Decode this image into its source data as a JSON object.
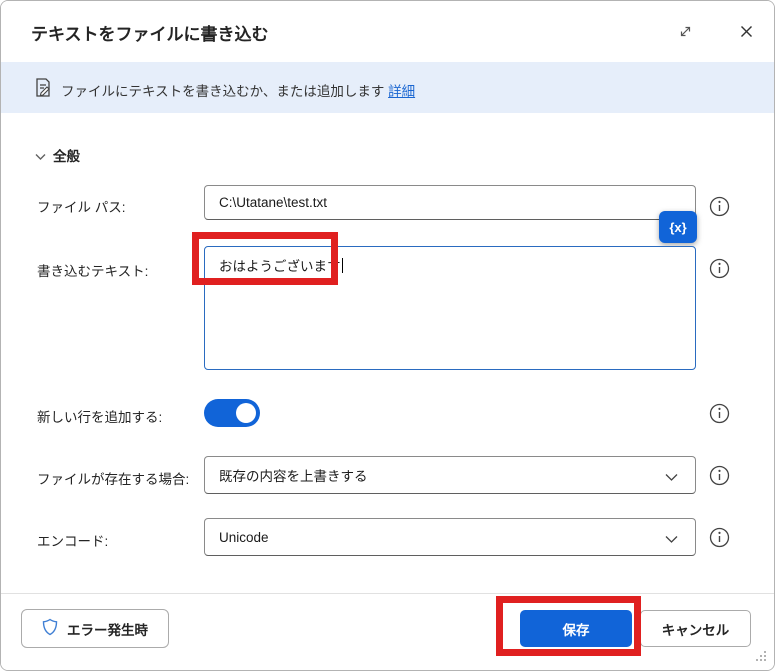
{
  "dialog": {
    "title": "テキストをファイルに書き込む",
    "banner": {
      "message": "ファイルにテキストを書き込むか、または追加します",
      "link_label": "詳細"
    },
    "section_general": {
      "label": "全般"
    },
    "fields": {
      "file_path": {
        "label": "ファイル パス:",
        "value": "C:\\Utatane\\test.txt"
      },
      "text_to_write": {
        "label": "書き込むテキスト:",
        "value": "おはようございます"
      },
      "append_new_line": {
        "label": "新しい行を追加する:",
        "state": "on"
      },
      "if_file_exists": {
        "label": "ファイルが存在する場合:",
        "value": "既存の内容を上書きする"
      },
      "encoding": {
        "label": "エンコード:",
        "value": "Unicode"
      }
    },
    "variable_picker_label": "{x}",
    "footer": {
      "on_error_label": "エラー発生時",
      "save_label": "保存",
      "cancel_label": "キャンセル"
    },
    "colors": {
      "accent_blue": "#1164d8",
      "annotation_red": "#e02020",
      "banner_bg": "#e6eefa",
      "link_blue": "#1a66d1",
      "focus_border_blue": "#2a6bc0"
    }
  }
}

...

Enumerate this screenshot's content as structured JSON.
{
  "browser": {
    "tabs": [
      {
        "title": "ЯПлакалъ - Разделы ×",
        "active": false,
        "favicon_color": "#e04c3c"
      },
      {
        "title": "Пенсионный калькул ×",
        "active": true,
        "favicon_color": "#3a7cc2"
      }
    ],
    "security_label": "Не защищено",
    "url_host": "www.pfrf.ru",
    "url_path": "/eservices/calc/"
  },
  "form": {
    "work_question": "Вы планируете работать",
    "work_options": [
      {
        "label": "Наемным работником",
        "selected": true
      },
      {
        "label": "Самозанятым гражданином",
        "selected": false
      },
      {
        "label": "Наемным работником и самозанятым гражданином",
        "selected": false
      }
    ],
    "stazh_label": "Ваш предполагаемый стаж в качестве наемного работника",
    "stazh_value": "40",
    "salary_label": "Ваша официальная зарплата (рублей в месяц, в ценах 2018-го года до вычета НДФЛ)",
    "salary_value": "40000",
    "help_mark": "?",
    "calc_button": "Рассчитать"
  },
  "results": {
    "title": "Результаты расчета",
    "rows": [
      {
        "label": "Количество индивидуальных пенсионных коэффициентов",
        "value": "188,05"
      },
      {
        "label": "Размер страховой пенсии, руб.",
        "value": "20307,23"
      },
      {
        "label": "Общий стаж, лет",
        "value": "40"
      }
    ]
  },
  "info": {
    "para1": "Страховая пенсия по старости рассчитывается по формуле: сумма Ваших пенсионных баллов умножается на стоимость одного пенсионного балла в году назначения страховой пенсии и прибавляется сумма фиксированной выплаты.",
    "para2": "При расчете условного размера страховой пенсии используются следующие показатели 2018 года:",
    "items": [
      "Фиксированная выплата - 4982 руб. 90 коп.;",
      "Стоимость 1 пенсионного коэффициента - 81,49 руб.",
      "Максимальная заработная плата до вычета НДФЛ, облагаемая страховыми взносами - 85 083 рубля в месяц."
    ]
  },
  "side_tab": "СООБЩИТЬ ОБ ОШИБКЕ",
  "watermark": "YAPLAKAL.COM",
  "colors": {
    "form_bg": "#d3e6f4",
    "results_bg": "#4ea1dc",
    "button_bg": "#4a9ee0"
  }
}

[What the exercise asks] Report every line containing the word "гражданином" from the listing above.

[Solution to the exercise]
        "label": "Самозанятым гражданином",
        "label": "Наемным работником и самозанятым гражданином",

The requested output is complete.